> **Collected data entries**
- - - - - - -

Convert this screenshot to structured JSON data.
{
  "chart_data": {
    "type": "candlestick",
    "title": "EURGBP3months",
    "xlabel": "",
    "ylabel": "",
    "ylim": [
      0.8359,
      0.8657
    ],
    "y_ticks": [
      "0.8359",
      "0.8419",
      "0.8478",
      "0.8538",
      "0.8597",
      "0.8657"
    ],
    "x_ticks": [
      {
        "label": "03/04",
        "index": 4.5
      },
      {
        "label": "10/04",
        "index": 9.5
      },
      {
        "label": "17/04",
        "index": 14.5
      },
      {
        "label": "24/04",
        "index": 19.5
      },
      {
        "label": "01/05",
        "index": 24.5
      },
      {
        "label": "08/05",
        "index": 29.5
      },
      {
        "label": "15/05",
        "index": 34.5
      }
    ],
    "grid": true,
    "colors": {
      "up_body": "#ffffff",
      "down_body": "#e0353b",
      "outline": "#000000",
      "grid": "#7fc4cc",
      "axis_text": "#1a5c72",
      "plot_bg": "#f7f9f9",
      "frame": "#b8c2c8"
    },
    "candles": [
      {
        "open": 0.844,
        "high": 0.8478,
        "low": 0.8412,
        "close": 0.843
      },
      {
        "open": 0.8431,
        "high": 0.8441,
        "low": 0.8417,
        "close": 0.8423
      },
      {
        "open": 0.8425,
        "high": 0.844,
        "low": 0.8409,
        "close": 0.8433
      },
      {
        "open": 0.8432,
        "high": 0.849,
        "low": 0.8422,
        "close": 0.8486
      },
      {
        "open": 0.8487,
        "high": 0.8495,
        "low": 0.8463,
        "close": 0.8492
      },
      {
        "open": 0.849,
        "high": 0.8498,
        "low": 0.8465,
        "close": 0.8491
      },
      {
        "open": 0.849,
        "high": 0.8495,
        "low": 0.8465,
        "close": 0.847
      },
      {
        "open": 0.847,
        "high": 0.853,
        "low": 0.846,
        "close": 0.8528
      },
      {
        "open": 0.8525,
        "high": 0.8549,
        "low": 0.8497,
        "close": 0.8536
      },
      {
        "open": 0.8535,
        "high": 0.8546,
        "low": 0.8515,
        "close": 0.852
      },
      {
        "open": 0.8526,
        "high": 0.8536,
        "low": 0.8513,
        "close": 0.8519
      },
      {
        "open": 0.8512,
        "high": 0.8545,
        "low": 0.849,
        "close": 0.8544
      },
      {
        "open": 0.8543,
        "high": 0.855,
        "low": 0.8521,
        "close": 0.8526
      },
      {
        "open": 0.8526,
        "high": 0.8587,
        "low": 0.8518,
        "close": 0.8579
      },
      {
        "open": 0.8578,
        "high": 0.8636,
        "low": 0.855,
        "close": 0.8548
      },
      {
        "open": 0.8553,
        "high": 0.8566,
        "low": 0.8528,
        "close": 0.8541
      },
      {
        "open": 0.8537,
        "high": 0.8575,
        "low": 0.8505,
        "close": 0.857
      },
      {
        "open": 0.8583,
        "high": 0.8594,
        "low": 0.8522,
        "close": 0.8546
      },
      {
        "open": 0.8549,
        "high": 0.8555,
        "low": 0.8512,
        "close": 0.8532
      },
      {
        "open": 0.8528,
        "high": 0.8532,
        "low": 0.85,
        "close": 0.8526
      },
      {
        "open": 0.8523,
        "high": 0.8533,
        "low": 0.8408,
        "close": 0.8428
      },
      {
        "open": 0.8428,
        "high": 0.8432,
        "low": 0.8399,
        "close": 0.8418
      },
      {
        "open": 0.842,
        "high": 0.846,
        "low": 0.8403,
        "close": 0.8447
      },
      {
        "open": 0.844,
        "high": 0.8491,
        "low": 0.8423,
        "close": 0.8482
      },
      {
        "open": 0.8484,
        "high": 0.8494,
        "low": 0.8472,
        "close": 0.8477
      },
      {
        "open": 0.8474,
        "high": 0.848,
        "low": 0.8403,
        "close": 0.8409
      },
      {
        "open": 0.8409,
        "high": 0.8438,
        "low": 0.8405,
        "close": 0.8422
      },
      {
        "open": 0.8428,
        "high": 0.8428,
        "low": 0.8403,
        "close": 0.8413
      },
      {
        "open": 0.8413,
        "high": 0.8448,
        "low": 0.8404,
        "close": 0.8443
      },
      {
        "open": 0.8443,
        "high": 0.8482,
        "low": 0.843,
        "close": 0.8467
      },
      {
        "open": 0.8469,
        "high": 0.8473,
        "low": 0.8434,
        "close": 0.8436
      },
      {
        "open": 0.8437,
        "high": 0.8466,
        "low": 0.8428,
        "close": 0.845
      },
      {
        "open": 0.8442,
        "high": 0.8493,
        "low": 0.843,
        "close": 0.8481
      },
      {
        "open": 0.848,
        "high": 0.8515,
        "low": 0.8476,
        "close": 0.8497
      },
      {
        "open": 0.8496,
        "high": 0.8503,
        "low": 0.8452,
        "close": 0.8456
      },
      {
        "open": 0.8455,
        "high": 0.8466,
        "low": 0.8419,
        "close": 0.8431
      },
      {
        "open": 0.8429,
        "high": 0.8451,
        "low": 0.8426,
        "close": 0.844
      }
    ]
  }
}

- - - - - - -

> **Work instructions**
Copy every line in the records above that contains the word "index".

> **Full output**
        "index": 4.5
        "index": 9.5
        "index": 14.5
        "index": 19.5
        "index": 24.5
        "index": 29.5
        "index": 34.5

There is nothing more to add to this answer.